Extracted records
** Begin **

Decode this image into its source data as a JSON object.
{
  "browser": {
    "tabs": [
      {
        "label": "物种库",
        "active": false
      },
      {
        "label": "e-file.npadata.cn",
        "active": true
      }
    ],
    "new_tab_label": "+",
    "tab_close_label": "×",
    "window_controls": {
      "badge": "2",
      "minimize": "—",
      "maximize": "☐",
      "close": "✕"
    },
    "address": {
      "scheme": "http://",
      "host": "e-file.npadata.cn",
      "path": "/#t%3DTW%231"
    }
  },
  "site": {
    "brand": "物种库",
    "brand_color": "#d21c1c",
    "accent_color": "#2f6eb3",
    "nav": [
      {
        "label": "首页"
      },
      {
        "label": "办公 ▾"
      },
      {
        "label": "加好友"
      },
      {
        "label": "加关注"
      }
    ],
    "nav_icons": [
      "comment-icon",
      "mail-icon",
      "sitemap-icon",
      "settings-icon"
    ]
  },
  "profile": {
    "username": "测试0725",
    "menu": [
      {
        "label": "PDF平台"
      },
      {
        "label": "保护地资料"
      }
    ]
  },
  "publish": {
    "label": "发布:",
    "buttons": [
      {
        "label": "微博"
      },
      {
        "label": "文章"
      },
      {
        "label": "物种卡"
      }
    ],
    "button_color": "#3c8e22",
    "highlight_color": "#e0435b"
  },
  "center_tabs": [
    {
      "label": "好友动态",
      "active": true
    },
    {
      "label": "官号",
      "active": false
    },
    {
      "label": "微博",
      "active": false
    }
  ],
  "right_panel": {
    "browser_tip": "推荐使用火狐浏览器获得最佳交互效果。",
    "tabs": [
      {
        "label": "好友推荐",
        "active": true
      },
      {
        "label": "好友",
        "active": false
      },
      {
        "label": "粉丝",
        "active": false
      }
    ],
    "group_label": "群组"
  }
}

** End **
** Begin **

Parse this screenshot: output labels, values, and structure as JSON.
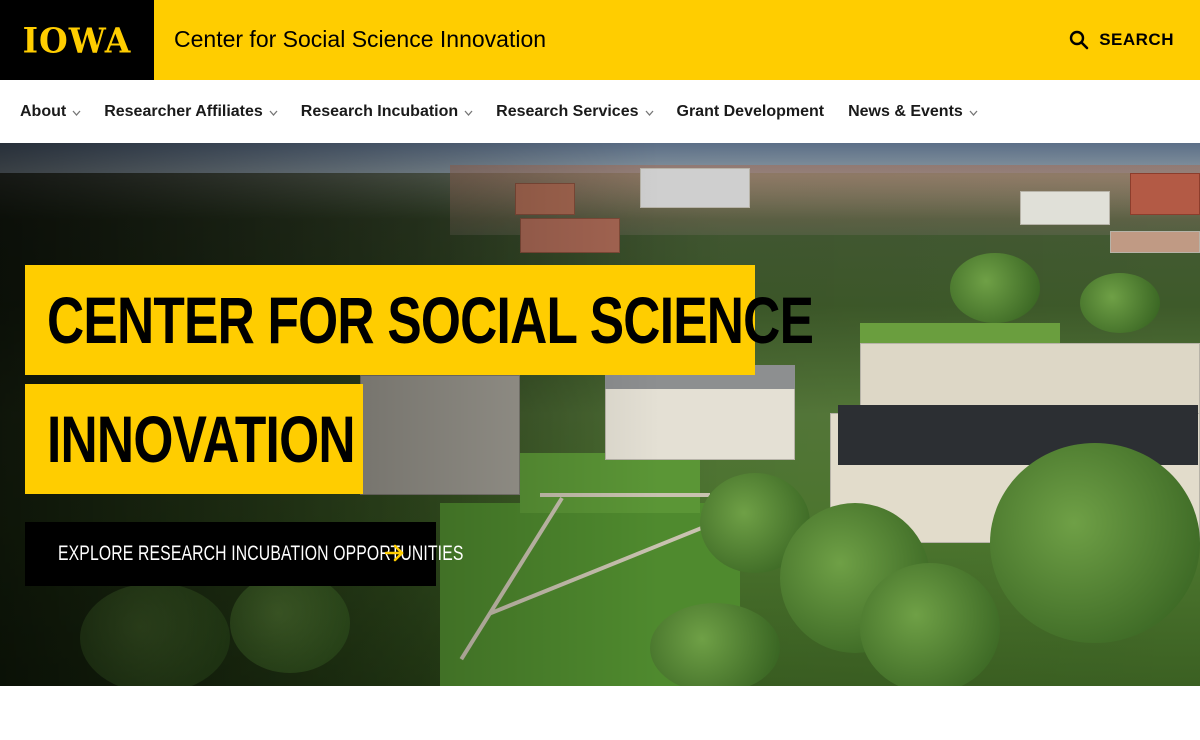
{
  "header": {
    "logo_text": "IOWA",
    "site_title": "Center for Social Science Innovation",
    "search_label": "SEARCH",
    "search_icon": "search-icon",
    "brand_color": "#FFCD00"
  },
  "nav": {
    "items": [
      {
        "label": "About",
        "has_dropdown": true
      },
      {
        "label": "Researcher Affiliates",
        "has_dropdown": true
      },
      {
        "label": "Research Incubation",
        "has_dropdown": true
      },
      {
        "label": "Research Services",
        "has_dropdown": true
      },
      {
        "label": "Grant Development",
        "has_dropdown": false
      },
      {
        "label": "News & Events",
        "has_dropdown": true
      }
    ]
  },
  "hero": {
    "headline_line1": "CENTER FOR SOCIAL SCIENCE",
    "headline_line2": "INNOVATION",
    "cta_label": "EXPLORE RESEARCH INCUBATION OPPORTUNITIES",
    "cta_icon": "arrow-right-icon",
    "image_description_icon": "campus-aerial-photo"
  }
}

** End **

Gather every line containing the word "this" and copy it.

Decode this image into its source data as a JSON object.
Parse this screenshot: output labels, values, and structure as JSON.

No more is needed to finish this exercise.